--- The input ---
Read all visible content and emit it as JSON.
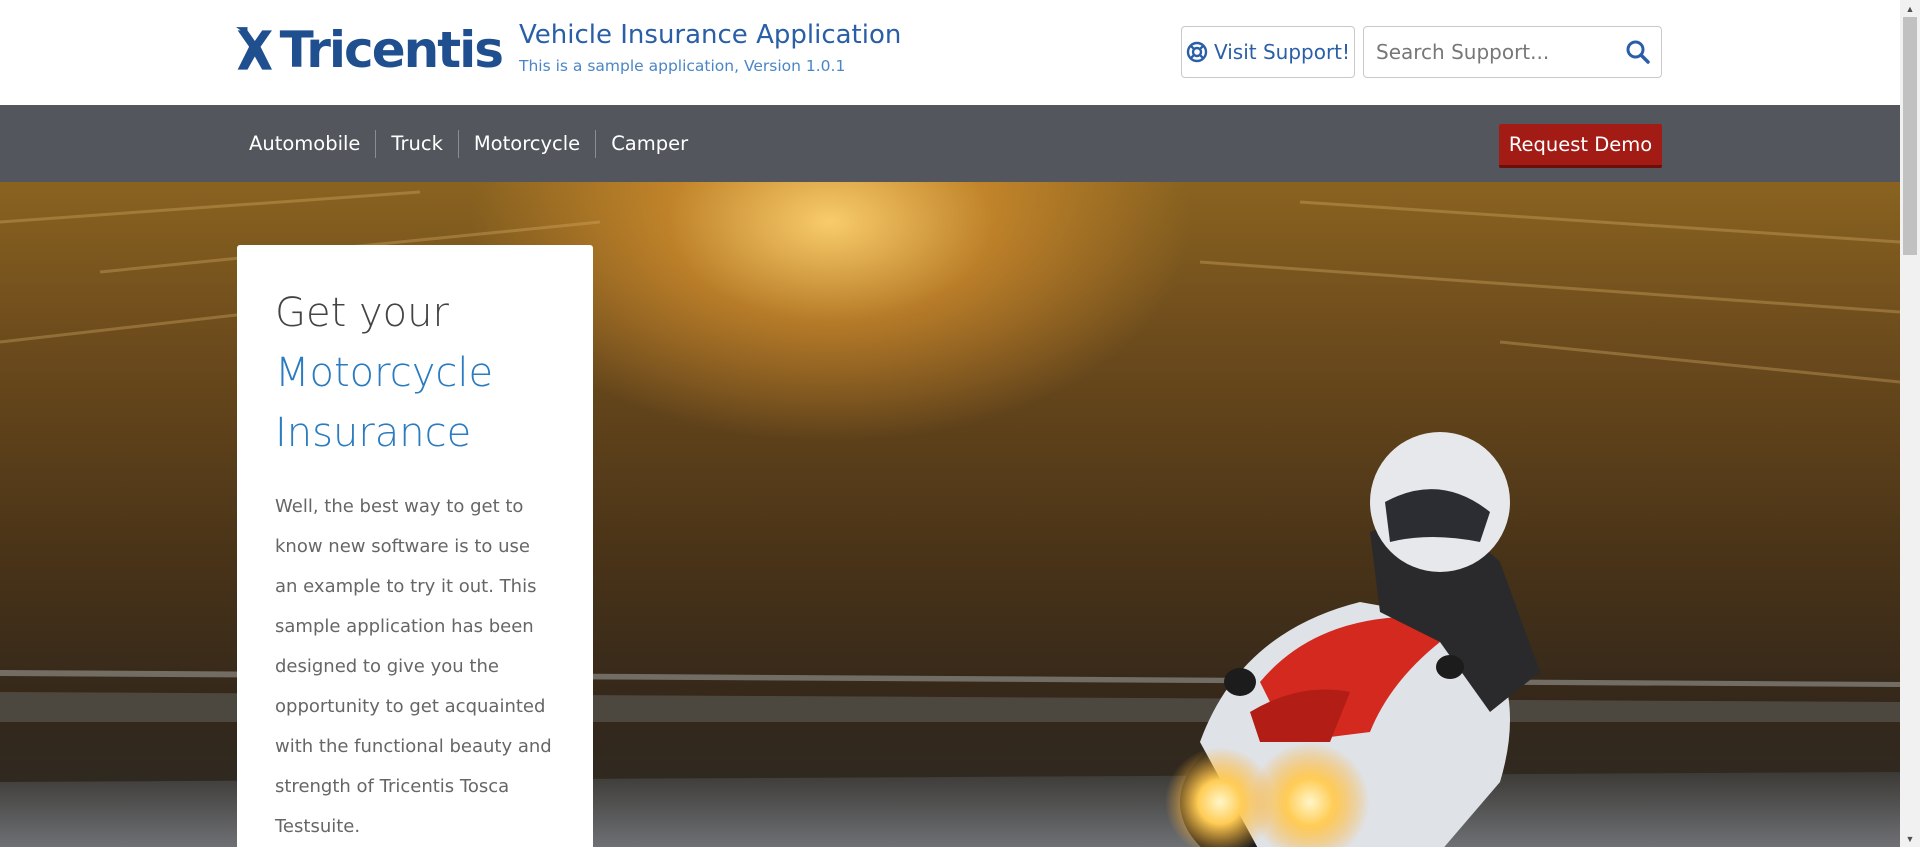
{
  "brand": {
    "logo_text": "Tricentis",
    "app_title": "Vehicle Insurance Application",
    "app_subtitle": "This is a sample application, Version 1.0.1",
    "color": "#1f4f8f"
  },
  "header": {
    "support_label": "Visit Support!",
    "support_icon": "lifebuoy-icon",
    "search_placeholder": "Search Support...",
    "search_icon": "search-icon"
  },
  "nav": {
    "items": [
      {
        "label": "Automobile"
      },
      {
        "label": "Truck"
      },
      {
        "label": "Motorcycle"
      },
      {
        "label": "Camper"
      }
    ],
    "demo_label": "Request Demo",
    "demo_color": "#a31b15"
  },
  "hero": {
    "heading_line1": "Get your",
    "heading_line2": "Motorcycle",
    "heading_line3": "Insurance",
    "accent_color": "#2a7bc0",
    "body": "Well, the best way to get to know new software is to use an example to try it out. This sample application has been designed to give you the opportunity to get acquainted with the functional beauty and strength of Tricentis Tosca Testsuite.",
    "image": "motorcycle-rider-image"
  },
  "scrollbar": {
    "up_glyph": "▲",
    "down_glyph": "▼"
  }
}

--- Exercise requirements ---
Copy the whole of the material above exactly, but not its images.

--- Result of the exercise ---
Read all visible content and emit it as JSON.
{
  "brand": {
    "logo_text": "Tricentis",
    "app_title": "Vehicle Insurance Application",
    "app_subtitle": "This is a sample application, Version 1.0.1",
    "color": "#1f4f8f"
  },
  "header": {
    "support_label": "Visit Support!",
    "support_icon": "lifebuoy-icon",
    "search_placeholder": "Search Support...",
    "search_icon": "search-icon"
  },
  "nav": {
    "items": [
      {
        "label": "Automobile"
      },
      {
        "label": "Truck"
      },
      {
        "label": "Motorcycle"
      },
      {
        "label": "Camper"
      }
    ],
    "demo_label": "Request Demo",
    "demo_color": "#a31b15"
  },
  "hero": {
    "heading_line1": "Get your",
    "heading_line2": "Motorcycle",
    "heading_line3": "Insurance",
    "accent_color": "#2a7bc0",
    "body": "Well, the best way to get to know new software is to use an example to try it out. This sample application has been designed to give you the opportunity to get acquainted with the functional beauty and strength of Tricentis Tosca Testsuite.",
    "image": "motorcycle-rider-image"
  },
  "scrollbar": {
    "up_glyph": "▲",
    "down_glyph": "▼"
  }
}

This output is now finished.